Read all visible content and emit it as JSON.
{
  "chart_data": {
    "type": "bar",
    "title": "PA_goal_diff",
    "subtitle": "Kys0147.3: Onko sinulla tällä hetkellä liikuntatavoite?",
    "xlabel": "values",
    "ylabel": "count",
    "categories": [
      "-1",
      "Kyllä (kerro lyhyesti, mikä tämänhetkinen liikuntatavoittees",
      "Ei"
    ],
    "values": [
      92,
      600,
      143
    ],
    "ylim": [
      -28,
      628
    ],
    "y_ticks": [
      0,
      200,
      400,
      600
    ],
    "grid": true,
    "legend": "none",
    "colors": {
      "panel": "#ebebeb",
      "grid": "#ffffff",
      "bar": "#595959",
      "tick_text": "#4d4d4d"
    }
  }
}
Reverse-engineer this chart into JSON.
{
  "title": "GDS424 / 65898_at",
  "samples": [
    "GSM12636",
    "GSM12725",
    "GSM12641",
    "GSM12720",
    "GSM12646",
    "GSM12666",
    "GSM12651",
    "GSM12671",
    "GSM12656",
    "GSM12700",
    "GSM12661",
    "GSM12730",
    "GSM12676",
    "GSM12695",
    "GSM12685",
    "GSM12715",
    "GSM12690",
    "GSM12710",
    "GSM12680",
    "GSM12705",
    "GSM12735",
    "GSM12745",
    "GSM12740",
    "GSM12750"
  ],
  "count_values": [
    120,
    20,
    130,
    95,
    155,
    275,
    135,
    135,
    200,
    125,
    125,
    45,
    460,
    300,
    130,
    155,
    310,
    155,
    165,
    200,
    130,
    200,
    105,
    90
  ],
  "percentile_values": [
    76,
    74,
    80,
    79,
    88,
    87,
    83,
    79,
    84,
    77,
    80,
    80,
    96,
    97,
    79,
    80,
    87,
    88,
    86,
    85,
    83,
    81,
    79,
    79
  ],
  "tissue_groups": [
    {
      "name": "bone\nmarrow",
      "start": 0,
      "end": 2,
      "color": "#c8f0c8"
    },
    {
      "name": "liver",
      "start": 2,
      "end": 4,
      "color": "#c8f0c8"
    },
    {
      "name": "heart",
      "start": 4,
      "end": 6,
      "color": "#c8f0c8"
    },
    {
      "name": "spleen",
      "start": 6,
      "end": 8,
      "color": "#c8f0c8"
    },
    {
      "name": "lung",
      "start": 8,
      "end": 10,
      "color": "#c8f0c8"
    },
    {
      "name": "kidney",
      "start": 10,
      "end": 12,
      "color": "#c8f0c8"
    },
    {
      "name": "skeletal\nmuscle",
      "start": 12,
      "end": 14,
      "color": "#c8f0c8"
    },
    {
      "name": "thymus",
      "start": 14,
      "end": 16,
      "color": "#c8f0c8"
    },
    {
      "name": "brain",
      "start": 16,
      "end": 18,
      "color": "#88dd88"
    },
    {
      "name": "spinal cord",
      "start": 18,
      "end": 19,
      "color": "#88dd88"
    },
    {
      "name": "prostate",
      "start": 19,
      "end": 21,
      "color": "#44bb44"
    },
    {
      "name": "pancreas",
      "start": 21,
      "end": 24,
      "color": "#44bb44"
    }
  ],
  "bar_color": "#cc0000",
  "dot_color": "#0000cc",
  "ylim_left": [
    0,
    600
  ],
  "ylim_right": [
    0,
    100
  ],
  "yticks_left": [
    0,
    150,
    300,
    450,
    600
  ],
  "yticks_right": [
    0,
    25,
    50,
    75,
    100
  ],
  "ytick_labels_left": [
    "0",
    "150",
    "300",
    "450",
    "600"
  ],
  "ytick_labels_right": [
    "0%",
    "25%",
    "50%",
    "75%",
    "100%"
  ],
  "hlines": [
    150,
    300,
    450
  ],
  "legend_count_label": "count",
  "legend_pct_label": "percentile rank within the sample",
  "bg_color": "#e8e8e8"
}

--

Written problem: Repeat every record, keeping each word and mark exactly as it is.

Worked solution:
Read all visible content and emit it as JSON.
{
  "chart_data": {
    "type": "bar",
    "title": "PA_goal_diff",
    "subtitle": "Kys0147.3: Onko sinulla tällä hetkellä liikuntatavoite?",
    "xlabel": "values",
    "ylabel": "count",
    "categories": [
      "-1",
      "Kyllä (kerro lyhyesti, mikä tämänhetkinen liikuntatavoittees",
      "Ei"
    ],
    "values": [
      92,
      600,
      143
    ],
    "ylim": [
      -28,
      628
    ],
    "y_ticks": [
      0,
      200,
      400,
      600
    ],
    "grid": true,
    "legend": "none",
    "colors": {
      "panel": "#ebebeb",
      "grid": "#ffffff",
      "bar": "#595959",
      "tick_text": "#4d4d4d"
    }
  }
}
Reverse-engineer this chart into JSON.
{
  "title": "GDS424 / 65898_at",
  "samples": [
    "GSM12636",
    "GSM12725",
    "GSM12641",
    "GSM12720",
    "GSM12646",
    "GSM12666",
    "GSM12651",
    "GSM12671",
    "GSM12656",
    "GSM12700",
    "GSM12661",
    "GSM12730",
    "GSM12676",
    "GSM12695",
    "GSM12685",
    "GSM12715",
    "GSM12690",
    "GSM12710",
    "GSM12680",
    "GSM12705",
    "GSM12735",
    "GSM12745",
    "GSM12740",
    "GSM12750"
  ],
  "count_values": [
    120,
    20,
    130,
    95,
    155,
    275,
    135,
    135,
    200,
    125,
    125,
    45,
    460,
    300,
    130,
    155,
    310,
    155,
    165,
    200,
    130,
    200,
    105,
    90
  ],
  "percentile_values": [
    76,
    74,
    80,
    79,
    88,
    87,
    83,
    79,
    84,
    77,
    80,
    80,
    96,
    97,
    79,
    80,
    87,
    88,
    86,
    85,
    83,
    81,
    79,
    79
  ],
  "tissue_groups": [
    {
      "name": "bone\nmarrow",
      "start": 0,
      "end": 2,
      "color": "#c8f0c8"
    },
    {
      "name": "liver",
      "start": 2,
      "end": 4,
      "color": "#c8f0c8"
    },
    {
      "name": "heart",
      "start": 4,
      "end": 6,
      "color": "#c8f0c8"
    },
    {
      "name": "spleen",
      "start": 6,
      "end": 8,
      "color": "#c8f0c8"
    },
    {
      "name": "lung",
      "start": 8,
      "end": 10,
      "color": "#c8f0c8"
    },
    {
      "name": "kidney",
      "start": 10,
      "end": 12,
      "color": "#c8f0c8"
    },
    {
      "name": "skeletal\nmuscle",
      "start": 12,
      "end": 14,
      "color": "#c8f0c8"
    },
    {
      "name": "thymus",
      "start": 14,
      "end": 16,
      "color": "#c8f0c8"
    },
    {
      "name": "brain",
      "start": 16,
      "end": 18,
      "color": "#88dd88"
    },
    {
      "name": "spinal cord",
      "start": 18,
      "end": 19,
      "color": "#88dd88"
    },
    {
      "name": "prostate",
      "start": 19,
      "end": 21,
      "color": "#44bb44"
    },
    {
      "name": "pancreas",
      "start": 21,
      "end": 24,
      "color": "#44bb44"
    }
  ],
  "bar_color": "#cc0000",
  "dot_color": "#0000cc",
  "ylim_left": [
    0,
    600
  ],
  "ylim_right": [
    0,
    100
  ],
  "yticks_left": [
    0,
    150,
    300,
    450,
    600
  ],
  "yticks_right": [
    0,
    25,
    50,
    75,
    100
  ],
  "ytick_labels_left": [
    "0",
    "150",
    "300",
    "450",
    "600"
  ],
  "ytick_labels_right": [
    "0%",
    "25%",
    "50%",
    "75%",
    "100%"
  ],
  "hlines": [
    150,
    300,
    450
  ],
  "legend_count_label": "count",
  "legend_pct_label": "percentile rank within the sample",
  "bg_color": "#e8e8e8"
}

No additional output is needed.